Task directions
Copy out all lines where "text" appears.

Extracted material

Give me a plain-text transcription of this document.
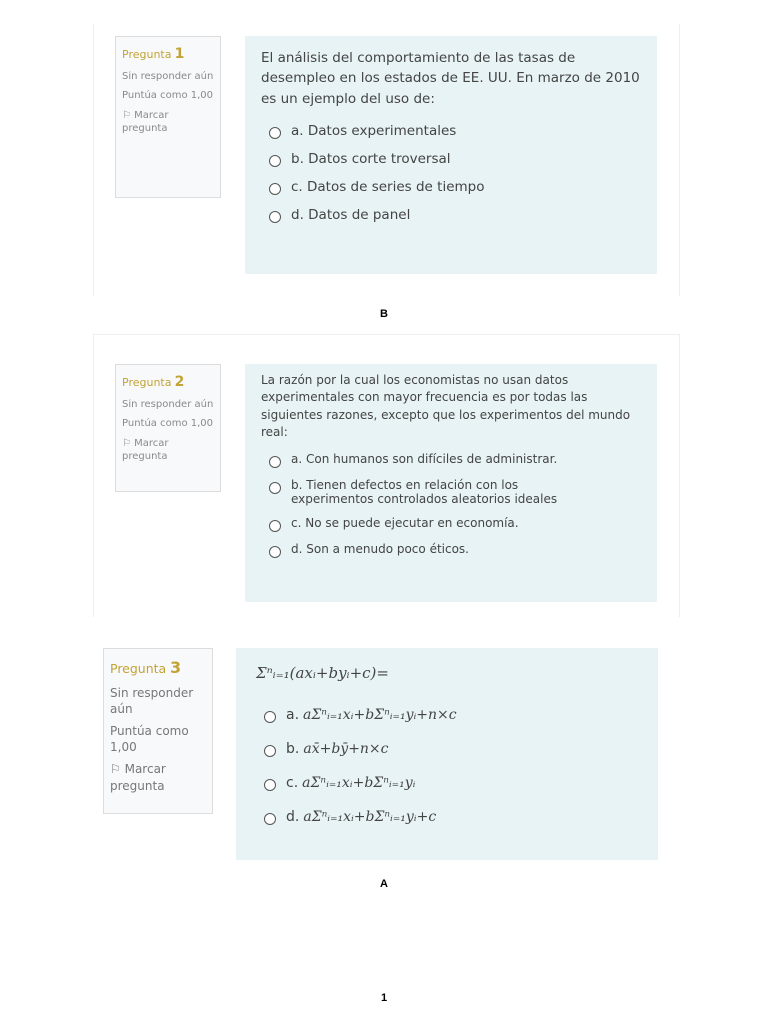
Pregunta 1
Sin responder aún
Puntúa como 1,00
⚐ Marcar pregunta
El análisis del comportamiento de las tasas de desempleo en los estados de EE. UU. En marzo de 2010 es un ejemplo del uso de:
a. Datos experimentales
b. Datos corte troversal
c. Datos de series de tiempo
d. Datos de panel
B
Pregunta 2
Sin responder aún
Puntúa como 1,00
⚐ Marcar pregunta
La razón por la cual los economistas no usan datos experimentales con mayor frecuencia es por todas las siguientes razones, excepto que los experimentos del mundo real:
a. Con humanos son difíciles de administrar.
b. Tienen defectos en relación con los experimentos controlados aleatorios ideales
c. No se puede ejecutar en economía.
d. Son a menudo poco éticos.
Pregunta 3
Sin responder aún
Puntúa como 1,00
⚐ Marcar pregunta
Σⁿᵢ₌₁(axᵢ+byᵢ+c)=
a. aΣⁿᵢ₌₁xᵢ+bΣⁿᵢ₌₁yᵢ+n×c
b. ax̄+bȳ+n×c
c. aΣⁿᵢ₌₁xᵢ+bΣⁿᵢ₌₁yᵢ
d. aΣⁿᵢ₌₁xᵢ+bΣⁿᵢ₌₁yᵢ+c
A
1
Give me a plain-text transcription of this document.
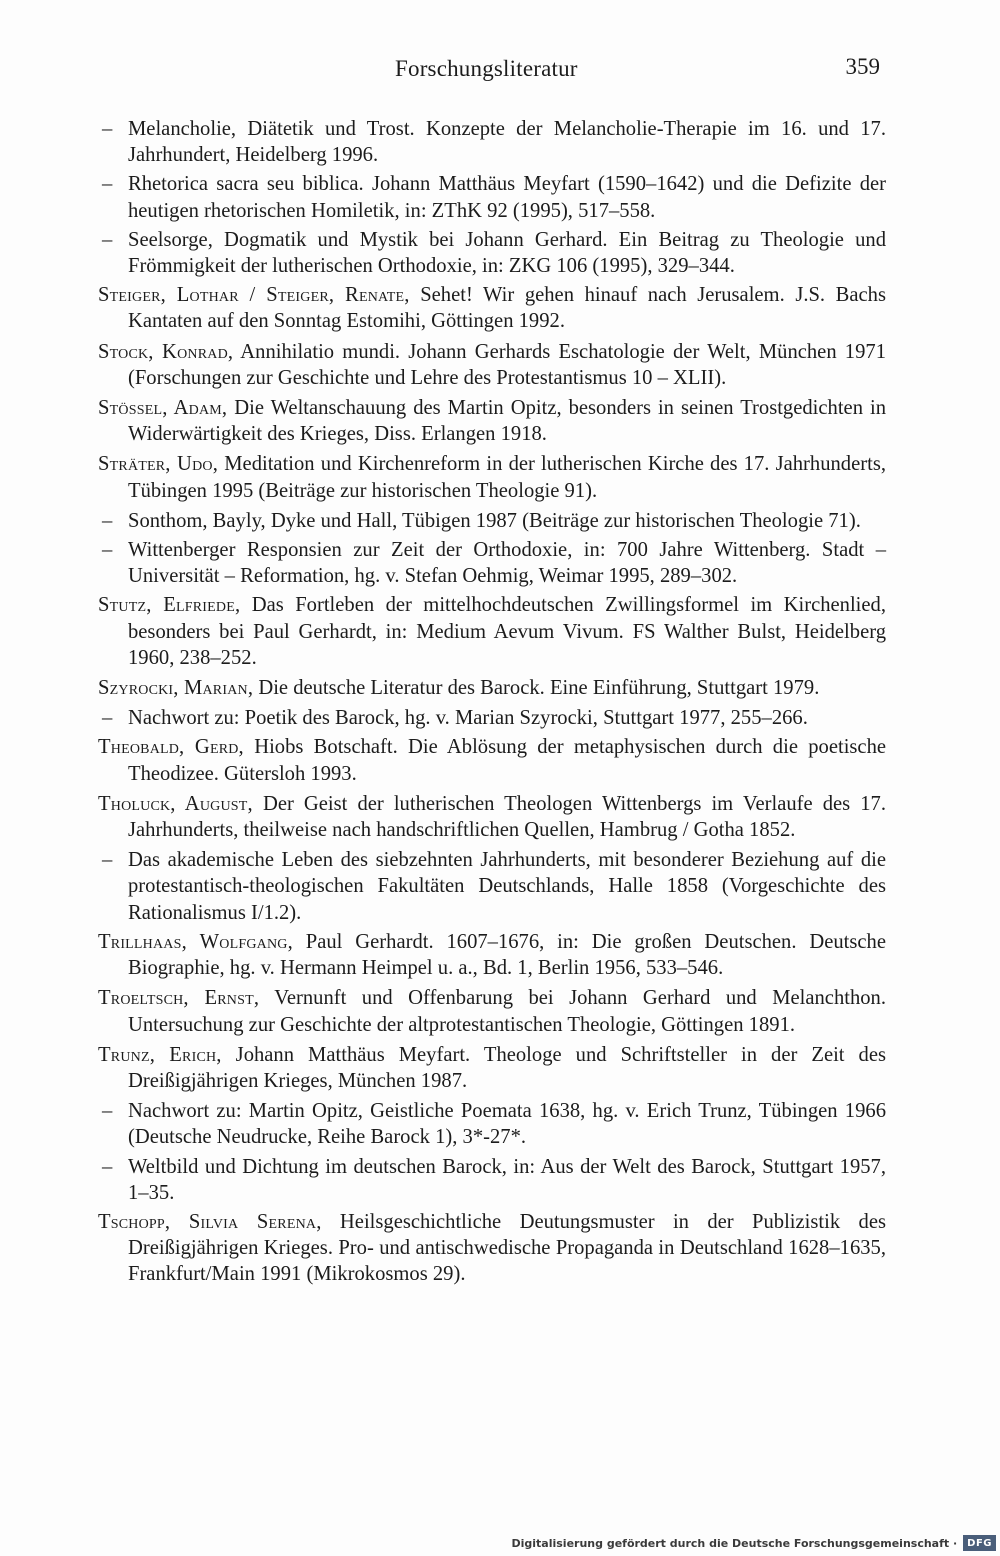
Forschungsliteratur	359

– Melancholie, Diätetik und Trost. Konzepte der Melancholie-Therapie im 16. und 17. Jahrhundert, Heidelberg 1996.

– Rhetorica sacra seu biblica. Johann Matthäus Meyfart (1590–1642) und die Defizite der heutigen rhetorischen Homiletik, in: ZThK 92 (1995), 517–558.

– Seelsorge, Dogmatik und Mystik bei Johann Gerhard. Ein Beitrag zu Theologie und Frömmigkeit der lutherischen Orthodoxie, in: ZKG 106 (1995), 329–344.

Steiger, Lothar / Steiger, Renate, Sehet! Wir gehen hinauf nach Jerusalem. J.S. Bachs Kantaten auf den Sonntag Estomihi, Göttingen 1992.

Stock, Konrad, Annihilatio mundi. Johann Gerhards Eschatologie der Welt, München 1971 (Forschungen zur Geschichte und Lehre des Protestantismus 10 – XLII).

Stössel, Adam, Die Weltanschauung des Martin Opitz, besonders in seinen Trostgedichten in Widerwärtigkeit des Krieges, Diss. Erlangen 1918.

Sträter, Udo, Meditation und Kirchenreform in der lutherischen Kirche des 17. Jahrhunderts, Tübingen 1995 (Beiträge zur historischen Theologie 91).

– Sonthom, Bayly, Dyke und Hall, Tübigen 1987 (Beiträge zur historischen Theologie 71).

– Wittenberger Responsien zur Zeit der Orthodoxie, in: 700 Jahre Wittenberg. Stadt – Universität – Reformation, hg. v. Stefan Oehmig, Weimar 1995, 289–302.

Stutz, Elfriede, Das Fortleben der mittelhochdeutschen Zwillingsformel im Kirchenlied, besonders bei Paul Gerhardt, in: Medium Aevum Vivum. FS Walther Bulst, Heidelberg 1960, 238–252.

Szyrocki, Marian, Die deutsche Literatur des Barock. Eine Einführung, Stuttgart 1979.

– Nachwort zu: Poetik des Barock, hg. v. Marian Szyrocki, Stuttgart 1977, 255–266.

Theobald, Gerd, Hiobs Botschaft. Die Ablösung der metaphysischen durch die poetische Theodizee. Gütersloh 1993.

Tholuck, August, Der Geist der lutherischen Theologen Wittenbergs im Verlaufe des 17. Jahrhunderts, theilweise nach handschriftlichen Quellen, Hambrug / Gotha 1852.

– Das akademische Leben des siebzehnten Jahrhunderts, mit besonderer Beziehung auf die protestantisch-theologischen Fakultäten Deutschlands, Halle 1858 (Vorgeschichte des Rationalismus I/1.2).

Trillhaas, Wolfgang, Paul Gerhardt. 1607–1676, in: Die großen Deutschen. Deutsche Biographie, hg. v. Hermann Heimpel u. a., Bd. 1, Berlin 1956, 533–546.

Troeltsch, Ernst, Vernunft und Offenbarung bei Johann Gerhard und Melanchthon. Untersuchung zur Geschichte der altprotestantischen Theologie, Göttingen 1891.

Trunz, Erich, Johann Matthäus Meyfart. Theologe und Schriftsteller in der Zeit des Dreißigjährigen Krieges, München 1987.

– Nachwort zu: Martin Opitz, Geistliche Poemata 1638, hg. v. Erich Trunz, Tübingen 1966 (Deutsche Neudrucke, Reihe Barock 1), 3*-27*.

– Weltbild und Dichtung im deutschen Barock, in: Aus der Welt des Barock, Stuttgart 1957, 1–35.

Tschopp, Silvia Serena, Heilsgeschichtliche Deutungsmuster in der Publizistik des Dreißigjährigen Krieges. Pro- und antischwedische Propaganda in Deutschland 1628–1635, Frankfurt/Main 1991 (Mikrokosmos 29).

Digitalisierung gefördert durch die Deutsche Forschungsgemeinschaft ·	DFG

...

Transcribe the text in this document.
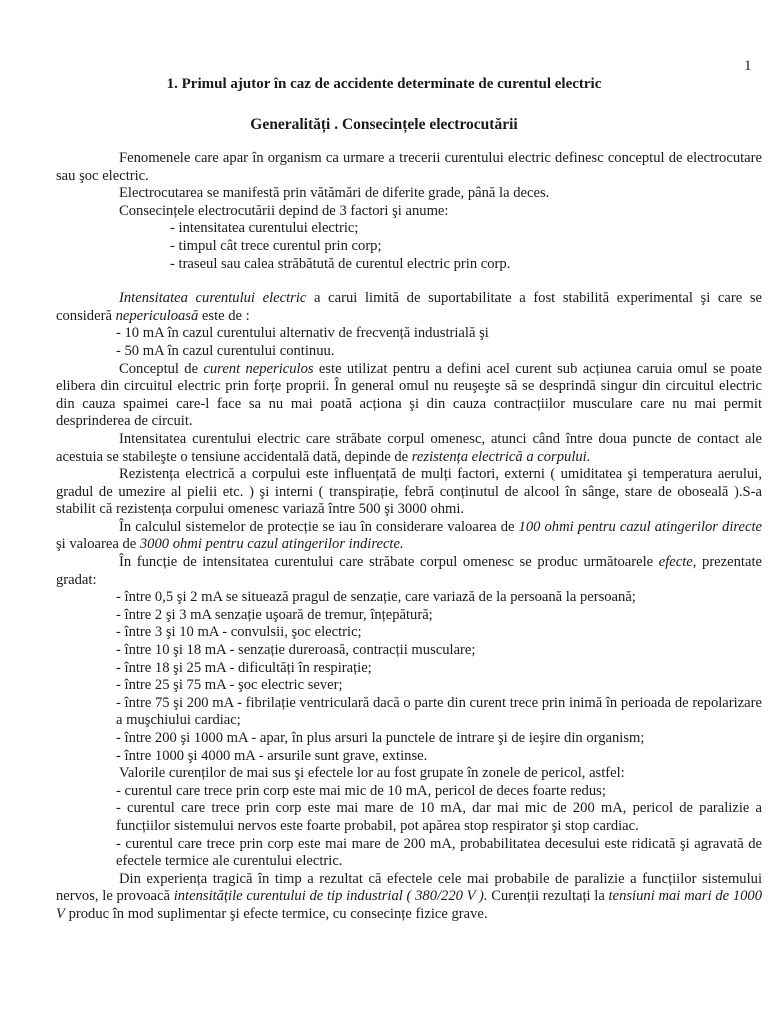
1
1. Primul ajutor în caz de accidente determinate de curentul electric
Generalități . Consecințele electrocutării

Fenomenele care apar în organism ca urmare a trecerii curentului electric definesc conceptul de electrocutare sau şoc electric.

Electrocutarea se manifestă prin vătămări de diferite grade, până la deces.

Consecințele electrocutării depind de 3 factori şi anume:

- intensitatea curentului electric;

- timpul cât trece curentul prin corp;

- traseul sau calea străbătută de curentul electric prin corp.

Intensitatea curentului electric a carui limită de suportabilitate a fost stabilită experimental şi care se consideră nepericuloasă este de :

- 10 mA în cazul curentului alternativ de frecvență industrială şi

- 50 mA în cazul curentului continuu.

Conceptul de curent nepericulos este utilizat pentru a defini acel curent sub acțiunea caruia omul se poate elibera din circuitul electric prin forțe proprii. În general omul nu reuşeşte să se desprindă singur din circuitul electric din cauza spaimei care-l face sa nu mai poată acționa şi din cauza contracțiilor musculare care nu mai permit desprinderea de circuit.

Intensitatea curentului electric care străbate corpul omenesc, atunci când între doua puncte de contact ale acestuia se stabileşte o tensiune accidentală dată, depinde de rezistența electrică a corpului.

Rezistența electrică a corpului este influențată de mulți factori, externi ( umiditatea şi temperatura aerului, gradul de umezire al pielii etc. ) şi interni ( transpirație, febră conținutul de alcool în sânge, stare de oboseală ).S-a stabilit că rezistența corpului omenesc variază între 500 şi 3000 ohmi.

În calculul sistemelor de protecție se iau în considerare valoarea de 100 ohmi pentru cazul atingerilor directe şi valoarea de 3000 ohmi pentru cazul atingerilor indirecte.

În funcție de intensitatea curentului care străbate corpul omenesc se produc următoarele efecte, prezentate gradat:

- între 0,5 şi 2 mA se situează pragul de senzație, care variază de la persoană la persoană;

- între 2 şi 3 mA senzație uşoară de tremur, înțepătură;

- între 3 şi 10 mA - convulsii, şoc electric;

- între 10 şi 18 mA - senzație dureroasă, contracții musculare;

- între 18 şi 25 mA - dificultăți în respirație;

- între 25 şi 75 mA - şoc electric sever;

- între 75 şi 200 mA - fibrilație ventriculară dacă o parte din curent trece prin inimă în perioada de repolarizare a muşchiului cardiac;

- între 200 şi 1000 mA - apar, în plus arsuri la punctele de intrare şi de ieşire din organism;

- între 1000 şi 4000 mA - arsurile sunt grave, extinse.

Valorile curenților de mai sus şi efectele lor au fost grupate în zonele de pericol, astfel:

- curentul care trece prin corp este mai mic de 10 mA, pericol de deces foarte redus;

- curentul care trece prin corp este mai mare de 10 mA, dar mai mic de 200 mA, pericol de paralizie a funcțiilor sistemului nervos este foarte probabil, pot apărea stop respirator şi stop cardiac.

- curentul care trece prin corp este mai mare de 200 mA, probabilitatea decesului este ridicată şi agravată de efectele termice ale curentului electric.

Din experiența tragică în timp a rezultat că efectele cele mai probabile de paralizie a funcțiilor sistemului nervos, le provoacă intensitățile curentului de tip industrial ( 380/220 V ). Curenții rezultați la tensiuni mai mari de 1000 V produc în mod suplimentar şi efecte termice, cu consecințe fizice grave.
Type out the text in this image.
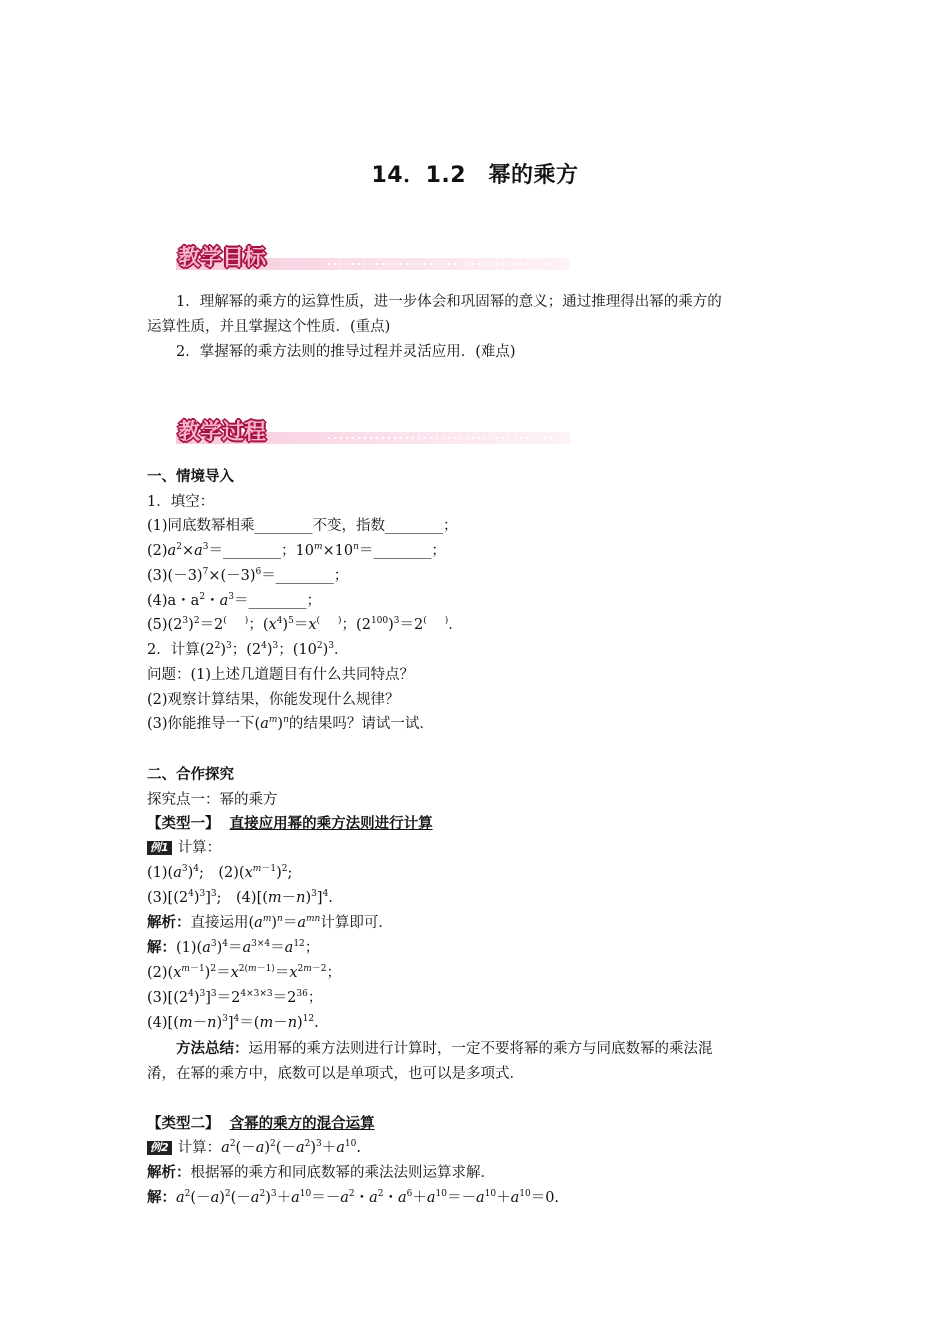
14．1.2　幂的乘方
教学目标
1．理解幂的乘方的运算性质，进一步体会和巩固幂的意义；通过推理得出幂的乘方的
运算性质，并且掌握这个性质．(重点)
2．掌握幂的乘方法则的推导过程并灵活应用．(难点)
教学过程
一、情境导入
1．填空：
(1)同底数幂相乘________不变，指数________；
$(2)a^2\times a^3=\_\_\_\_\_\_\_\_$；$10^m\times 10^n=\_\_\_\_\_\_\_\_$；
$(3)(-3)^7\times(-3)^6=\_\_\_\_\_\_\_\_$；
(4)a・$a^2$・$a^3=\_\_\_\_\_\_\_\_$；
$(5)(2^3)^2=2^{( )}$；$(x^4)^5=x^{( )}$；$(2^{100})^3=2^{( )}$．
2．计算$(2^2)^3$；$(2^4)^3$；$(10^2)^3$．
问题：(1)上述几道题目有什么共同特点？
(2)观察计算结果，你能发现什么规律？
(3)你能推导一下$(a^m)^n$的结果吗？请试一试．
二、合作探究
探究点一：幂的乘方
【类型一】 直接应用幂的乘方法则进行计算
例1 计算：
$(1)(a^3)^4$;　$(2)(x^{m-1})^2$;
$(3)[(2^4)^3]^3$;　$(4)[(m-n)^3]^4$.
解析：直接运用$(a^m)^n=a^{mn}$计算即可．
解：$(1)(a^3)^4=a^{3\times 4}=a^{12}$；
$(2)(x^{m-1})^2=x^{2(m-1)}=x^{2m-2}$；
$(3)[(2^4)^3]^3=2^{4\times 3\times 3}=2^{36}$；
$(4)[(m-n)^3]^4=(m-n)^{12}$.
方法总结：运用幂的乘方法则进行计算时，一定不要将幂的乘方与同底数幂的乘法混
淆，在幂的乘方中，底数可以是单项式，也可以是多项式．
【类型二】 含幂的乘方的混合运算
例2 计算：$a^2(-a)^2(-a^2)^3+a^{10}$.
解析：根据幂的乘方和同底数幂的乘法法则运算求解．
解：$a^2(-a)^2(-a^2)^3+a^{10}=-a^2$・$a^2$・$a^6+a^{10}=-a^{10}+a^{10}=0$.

Solution to this task
Give me a plain-text transcription of this document.
Give me a plain-text transcription of this document.
Transcribe the text in this document.
Type out the text in this image.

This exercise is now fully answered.